-- start Exercise input --

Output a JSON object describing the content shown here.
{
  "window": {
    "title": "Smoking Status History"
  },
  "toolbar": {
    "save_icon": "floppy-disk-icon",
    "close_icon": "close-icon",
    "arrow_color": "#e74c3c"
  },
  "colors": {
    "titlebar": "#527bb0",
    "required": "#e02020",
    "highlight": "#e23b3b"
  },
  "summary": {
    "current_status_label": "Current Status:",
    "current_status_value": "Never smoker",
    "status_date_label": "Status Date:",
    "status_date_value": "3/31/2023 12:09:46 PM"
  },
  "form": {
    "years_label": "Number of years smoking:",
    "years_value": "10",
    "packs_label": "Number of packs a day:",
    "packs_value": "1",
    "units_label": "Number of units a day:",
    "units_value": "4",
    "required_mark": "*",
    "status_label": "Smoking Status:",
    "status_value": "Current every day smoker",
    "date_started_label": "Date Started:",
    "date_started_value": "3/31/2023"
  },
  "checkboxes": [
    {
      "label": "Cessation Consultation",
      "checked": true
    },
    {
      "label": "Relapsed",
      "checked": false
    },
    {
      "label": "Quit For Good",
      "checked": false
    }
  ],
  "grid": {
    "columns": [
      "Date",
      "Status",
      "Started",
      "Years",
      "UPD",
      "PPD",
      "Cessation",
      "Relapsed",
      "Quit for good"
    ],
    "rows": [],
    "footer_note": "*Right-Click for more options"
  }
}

-- end Exercise input --

**Your objective**:
Count every line of the material above that holds the string "smoker", then state only the total.

**Completed task**:
2